Stored items:
+ + + + +

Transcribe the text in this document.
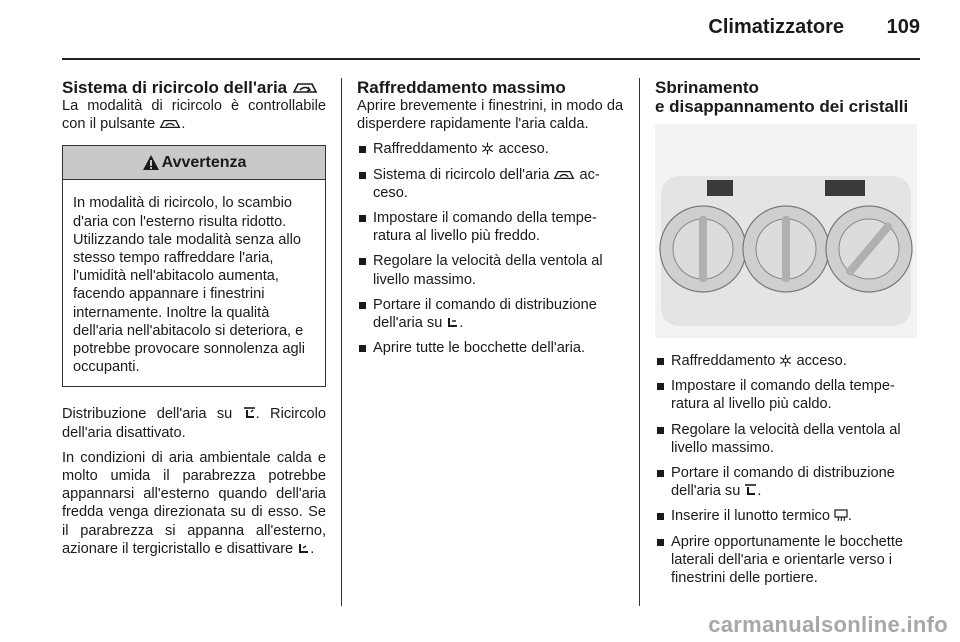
Climatizzatore 109
Sistema di ricircolo dell'aria

La modalità di ricircolo è controllabile con il pulsante .

Avvertenza
In modalità di ricircolo, lo scambio d'aria con l'esterno risulta ridotto. Utilizzando tale modalità senza allo stesso tempo raffreddare l'aria, l'umidità nell'abitacolo aumenta, facendo appannare i finestrini internamente. Inoltre la qualità dell'aria nell'abitacolo si deteriora, e potrebbe provocare sonnolenza agli occupanti.

Distribuzione dell'aria su . Ricircolo dell'aria disattivato.

In condizioni di aria ambientale calda e molto umida il parabrezza potrebbe appannarsi all'esterno quando dell'aria fredda venga direzionata su di esso. Se il parabrezza si appanna all'esterno, azionare il tergicristallo e disattivare .

Raffreddamento massimo

Aprire brevemente i finestrini, in modo da disperdere rapidamente l'aria calda.

Raffreddamento acceso.
Sistema di ricircolo dell'aria acceso.
Impostare il comando della temperatura al livello più freddo.
Regolare la velocità della ventola al livello massimo.
Portare il comando di distribuzione dell'aria su .
Aprire tutte le bocchette dell'aria.
Sbrinamento
e disappannamento dei cristalli
Raffreddamento acceso.
Impostare il comando della temperatura al livello più caldo.
Regolare la velocità della ventola al livello massimo.
Portare il comando di distribuzione dell'aria su .
Inserire il lunotto termico .
Aprire opportunamente le bocchette laterali dell'aria e orientarle verso i finestrini delle portiere.
carmanualsonline.info
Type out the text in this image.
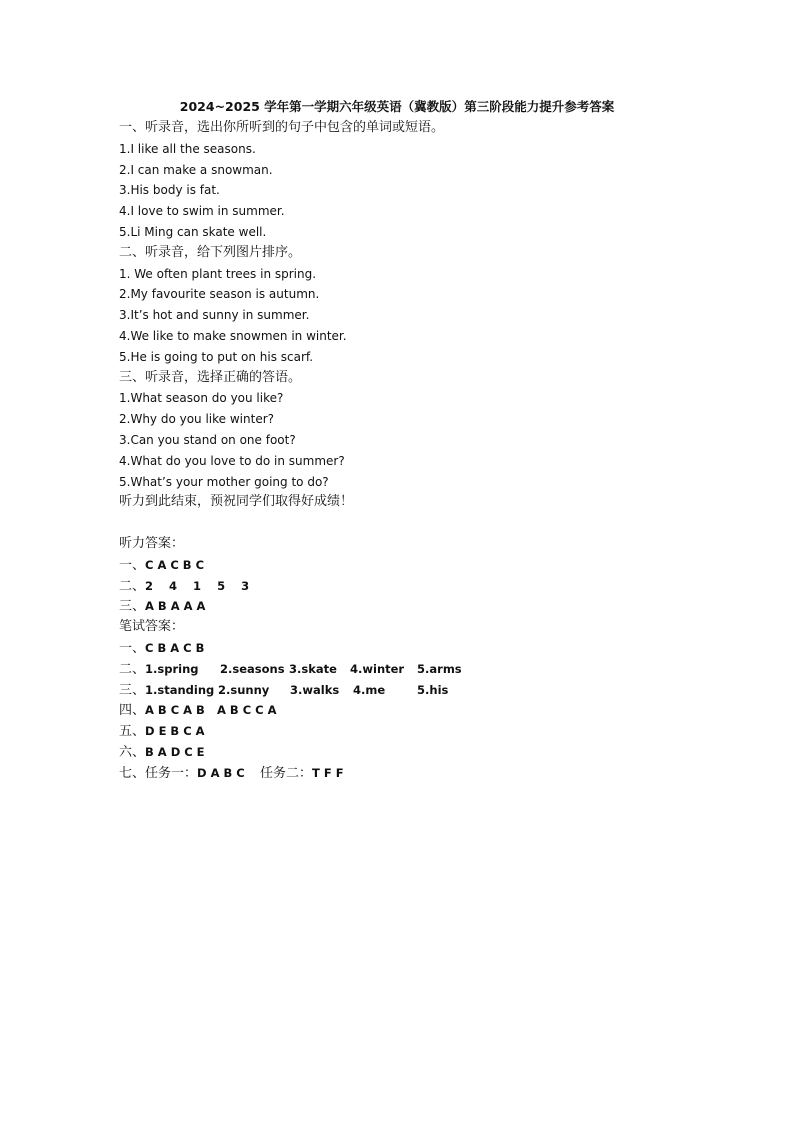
2024~2025 学年第一学期六年级英语（冀教版）第三阶段能力提升参考答案
一、听录音，选出你所听到的句子中包含的单词或短语。
1.I like all the seasons.
2.I can make a snowman.
3.His body is fat.
4.I love to swim in summer.
5.Li Ming can skate well.
二、听录音，给下列图片排序。
1. We often plant trees in spring.
2.My favourite season is autumn.
3.It’s hot and sunny in summer.
4.We like to make snowmen in winter.
5.He is going to put on his scarf.
三、听录音，选择正确的答语。
1.What season do you like?
2.Why do you like winter?
3.Can you stand on one foot?
4.What do you love to do in summer?
5.What’s your mother going to do?
听力到此结束，预祝同学们取得好成绩！
听力答案：
一、C A C B C
二、2    4    1    5    3
三、A B A A A
笔试答案：
一、C B A C B
二、1.spring 2.seasons 3.skate 4.winter 5.arms
三、1.standing 2.sunny 3.walks 4.me	5.his
四、A B C A B A B C C A
五、D E B C A
六、B A D C E
七、任务一：D A B C 任务二：T F F
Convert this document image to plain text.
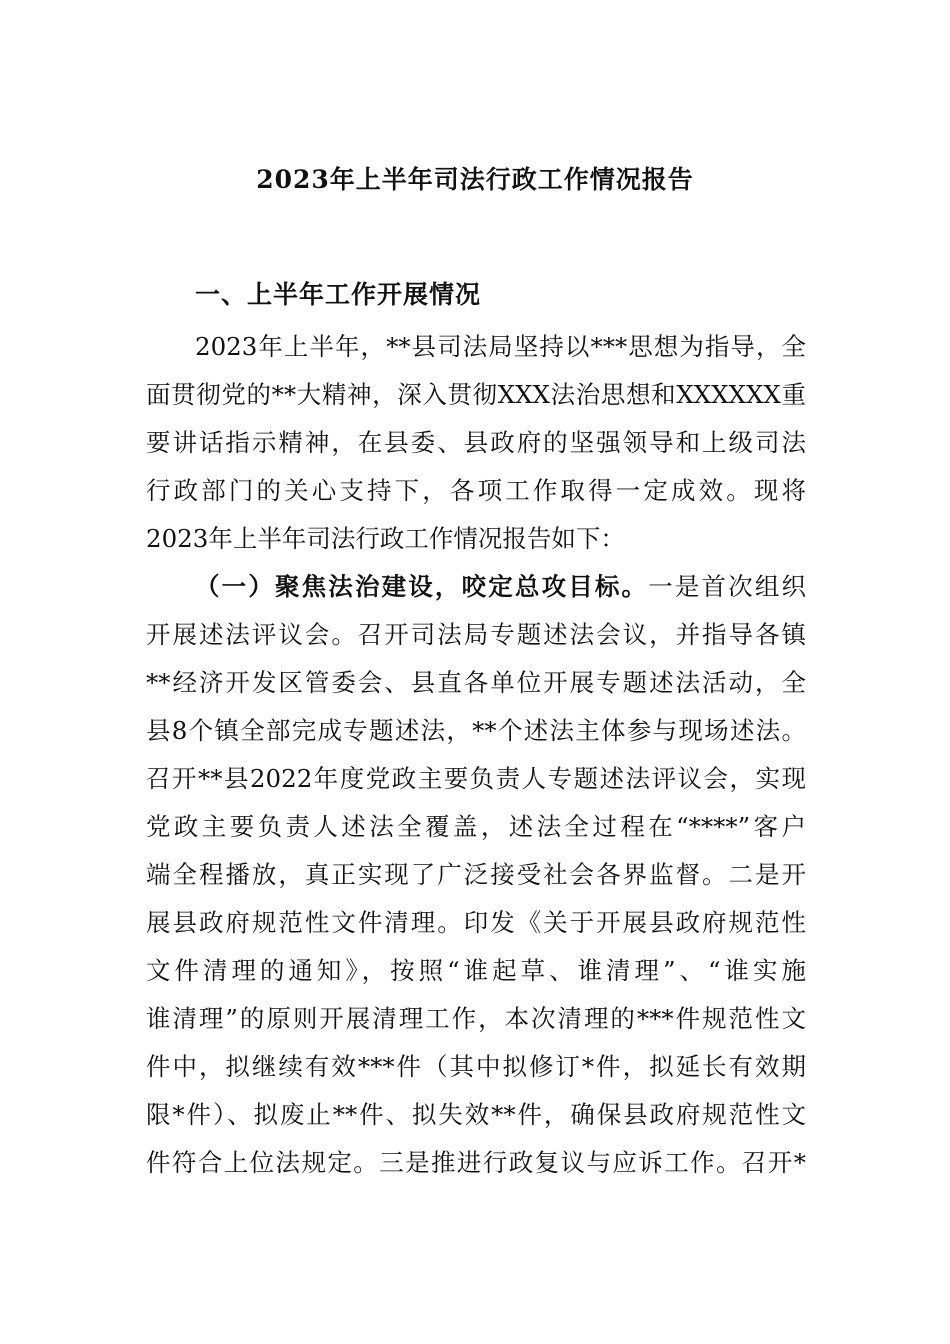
2023年上半年司法行政工作情况报告
一、上半年工作开展情况
2023年上半年，**县司法局坚持以***思想为指导，全
面贯彻党的**大精神，深入贯彻XXX法治思想和XXXXXX重
要讲话指示精神，在县委、县政府的坚强领导和上级司法
行政部门的关心支持下，各项工作取得一定成效。现将
2023年上半年司法行政工作情况报告如下：
（一）聚焦法治建设，咬定总攻目标。一是首次组织
开展述法评议会。召开司法局专题述法会议，并指导各镇
**经济开发区管委会、县直各单位开展专题述法活动，全
县8个镇全部完成专题述法，**个述法主体参与现场述法。
召开**县2022年度党政主要负责人专题述法评议会，实现
党政主要负责人述法全覆盖，述法全过程在“****”客户
端全程播放，真正实现了广泛接受社会各界监督。二是开
展县政府规范性文件清理。印发《关于开展县政府规范性
文件清理的通知》，按照“谁起草、谁清理”、“谁实施
谁清理”的原则开展清理工作，本次清理的***件规范性文
件中，拟继续有效***件（其中拟修订*件，拟延长有效期
限*件）、拟废止**件、拟失效**件，确保县政府规范性文
件符合上位法规定。三是推进行政复议与应诉工作。召开*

+ + + + +

* _EXERCISE PROMPT_
Copy whichever lines in the listing above contain the word "this".

* _OUTPUT_
Transcribe the text in this document.
Type out the text in this image.
Convert this document image to plain text.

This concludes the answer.